Your task is to reproduce the entries below word for word.

---------- Data rows ----------

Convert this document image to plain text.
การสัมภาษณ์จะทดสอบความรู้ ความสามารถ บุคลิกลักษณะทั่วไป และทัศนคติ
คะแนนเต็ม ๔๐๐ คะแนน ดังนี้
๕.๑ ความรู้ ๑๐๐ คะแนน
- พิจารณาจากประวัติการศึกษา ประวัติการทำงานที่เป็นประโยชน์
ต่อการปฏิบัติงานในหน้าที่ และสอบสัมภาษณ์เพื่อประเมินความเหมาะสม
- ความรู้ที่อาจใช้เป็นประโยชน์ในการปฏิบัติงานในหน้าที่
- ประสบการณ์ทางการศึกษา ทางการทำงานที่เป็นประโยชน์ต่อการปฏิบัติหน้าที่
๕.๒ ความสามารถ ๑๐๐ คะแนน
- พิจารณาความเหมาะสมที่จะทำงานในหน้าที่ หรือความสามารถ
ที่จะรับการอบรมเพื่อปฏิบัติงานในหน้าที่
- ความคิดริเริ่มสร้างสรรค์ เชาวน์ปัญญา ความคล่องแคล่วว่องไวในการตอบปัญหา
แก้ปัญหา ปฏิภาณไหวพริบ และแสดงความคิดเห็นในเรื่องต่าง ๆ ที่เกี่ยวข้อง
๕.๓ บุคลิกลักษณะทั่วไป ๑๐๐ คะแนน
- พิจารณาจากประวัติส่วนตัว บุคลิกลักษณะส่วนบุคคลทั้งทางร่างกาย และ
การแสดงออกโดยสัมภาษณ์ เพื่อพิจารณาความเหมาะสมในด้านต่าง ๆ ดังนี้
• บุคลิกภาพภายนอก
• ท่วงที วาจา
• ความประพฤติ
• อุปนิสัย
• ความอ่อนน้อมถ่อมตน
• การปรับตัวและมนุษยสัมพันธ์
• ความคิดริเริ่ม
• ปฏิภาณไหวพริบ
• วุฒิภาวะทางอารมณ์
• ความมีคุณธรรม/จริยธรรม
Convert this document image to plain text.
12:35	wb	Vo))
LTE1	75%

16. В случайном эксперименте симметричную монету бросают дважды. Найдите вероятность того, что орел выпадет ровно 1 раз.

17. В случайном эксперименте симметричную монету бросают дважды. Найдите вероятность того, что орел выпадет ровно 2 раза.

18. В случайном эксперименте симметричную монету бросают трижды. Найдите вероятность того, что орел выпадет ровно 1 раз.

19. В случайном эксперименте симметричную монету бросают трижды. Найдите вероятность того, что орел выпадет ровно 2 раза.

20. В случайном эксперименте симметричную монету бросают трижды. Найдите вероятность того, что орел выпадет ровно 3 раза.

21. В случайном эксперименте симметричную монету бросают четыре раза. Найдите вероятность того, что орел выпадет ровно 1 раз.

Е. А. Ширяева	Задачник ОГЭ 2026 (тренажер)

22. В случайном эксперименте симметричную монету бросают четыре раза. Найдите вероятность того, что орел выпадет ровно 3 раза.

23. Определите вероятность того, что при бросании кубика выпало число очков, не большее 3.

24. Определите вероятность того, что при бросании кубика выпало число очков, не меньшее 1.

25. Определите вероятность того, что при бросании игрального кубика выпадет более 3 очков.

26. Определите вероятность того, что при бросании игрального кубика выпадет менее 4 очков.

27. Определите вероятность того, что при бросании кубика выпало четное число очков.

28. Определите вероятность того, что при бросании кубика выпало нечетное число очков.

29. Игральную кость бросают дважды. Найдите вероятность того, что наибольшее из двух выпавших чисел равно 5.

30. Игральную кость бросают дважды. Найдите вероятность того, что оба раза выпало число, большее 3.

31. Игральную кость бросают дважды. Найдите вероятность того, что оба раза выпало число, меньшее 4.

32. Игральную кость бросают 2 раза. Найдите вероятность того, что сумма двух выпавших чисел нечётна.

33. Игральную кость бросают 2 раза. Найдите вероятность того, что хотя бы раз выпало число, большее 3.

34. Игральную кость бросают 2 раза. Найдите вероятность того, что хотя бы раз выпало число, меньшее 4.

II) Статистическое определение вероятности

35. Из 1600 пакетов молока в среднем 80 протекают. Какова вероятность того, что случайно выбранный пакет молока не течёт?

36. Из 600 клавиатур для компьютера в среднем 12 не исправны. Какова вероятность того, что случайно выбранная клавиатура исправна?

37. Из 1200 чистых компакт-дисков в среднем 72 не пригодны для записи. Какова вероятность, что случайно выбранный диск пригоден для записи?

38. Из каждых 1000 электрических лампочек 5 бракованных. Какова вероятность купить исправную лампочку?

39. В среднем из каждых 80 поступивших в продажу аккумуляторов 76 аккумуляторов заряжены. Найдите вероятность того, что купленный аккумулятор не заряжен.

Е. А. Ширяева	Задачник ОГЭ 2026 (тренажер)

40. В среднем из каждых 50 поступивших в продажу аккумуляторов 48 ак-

----------

**Written response:**
Convert this document image to plain text.
การสัมภาษณ์จะทดสอบความรู้ ความสามารถ บุคลิกลักษณะทั่วไป และทัศนคติ
คะแนนเต็ม ๔๐๐ คะแนน ดังนี้
๕.๑ ความรู้ ๑๐๐ คะแนน
- พิจารณาจากประวัติการศึกษา ประวัติการทำงานที่เป็นประโยชน์
ต่อการปฏิบัติงานในหน้าที่ และสอบสัมภาษณ์เพื่อประเมินความเหมาะสม
- ความรู้ที่อาจใช้เป็นประโยชน์ในการปฏิบัติงานในหน้าที่
- ประสบการณ์ทางการศึกษา ทางการทำงานที่เป็นประโยชน์ต่อการปฏิบัติหน้าที่
๕.๒ ความสามารถ ๑๐๐ คะแนน
- พิจารณาความเหมาะสมที่จะทำงานในหน้าที่ หรือความสามารถ
ที่จะรับการอบรมเพื่อปฏิบัติงานในหน้าที่
- ความคิดริเริ่มสร้างสรรค์ เชาวน์ปัญญา ความคล่องแคล่วว่องไวในการตอบปัญหา
แก้ปัญหา ปฏิภาณไหวพริบ และแสดงความคิดเห็นในเรื่องต่าง ๆ ที่เกี่ยวข้อง
๕.๓ บุคลิกลักษณะทั่วไป ๑๐๐ คะแนน
- พิจารณาจากประวัติส่วนตัว บุคลิกลักษณะส่วนบุคคลทั้งทางร่างกาย และ
การแสดงออกโดยสัมภาษณ์ เพื่อพิจารณาความเหมาะสมในด้านต่าง ๆ ดังนี้
• บุคลิกภาพภายนอก
• ท่วงที วาจา
• ความประพฤติ
• อุปนิสัย
• ความอ่อนน้อมถ่อมตน
• การปรับตัวและมนุษยสัมพันธ์
• ความคิดริเริ่ม
• ปฏิภาณไหวพริบ
• วุฒิภาวะทางอารมณ์
• ความมีคุณธรรม/จริยธรรม
Convert this document image to plain text.
12:35	wb	Vo))
LTE1	75%

16. В случайном эксперименте симметричную монету бросают дважды. Найдите вероятность того, что орел выпадет ровно 1 раз.

17. В случайном эксперименте симметричную монету бросают дважды. Найдите вероятность того, что орел выпадет ровно 2 раза.

18. В случайном эксперименте симметричную монету бросают трижды. Найдите вероятность того, что орел выпадет ровно 1 раз.

19. В случайном эксперименте симметричную монету бросают трижды. Найдите вероятность того, что орел выпадет ровно 2 раза.

20. В случайном эксперименте симметричную монету бросают трижды. Найдите вероятность того, что орел выпадет ровно 3 раза.

21. В случайном эксперименте симметричную монету бросают четыре раза. Найдите вероятность того, что орел выпадет ровно 1 раз.

Е. А. Ширяева	Задачник ОГЭ 2026 (тренажер)

22. В случайном эксперименте симметричную монету бросают четыре раза. Найдите вероятность того, что орел выпадет ровно 3 раза.

23. Определите вероятность того, что при бросании кубика выпало число очков, не большее 3.

24. Определите вероятность того, что при бросании кубика выпало число очков, не меньшее 1.

25. Определите вероятность того, что при бросании игрального кубика выпадет более 3 очков.

26. Определите вероятность того, что при бросании игрального кубика выпадет менее 4 очков.

27. Определите вероятность того, что при бросании кубика выпало четное число очков.

28. Определите вероятность того, что при бросании кубика выпало нечетное число очков.

29. Игральную кость бросают дважды. Найдите вероятность того, что наибольшее из двух выпавших чисел равно 5.

30. Игральную кость бросают дважды. Найдите вероятность того, что оба раза выпало число, большее 3.

31. Игральную кость бросают дважды. Найдите вероятность того, что оба раза выпало число, меньшее 4.

32. Игральную кость бросают 2 раза. Найдите вероятность того, что сумма двух выпавших чисел нечётна.

33. Игральную кость бросают 2 раза. Найдите вероятность того, что хотя бы раз выпало число, большее 3.

34. Игральную кость бросают 2 раза. Найдите вероятность того, что хотя бы раз выпало число, меньшее 4.

II) Статистическое определение вероятности

35. Из 1600 пакетов молока в среднем 80 протекают. Какова вероятность того, что случайно выбранный пакет молока не течёт?

36. Из 600 клавиатур для компьютера в среднем 12 не исправны. Какова вероятность того, что случайно выбранная клавиатура исправна?

37. Из 1200 чистых компакт-дисков в среднем 72 не пригодны для записи. Какова вероятность, что случайно выбранный диск пригоден для записи?

38. Из каждых 1000 электрических лампочек 5 бракованных. Какова вероятность купить исправную лампочку?

39. В среднем из каждых 80 поступивших в продажу аккумуляторов 76 аккумуляторов заряжены. Найдите вероятность того, что купленный аккумулятор не заряжен.

Е. А. Ширяева	Задачник ОГЭ 2026 (тренажер)

40. В среднем из каждых 50 поступивших в продажу аккумуляторов 48 ак-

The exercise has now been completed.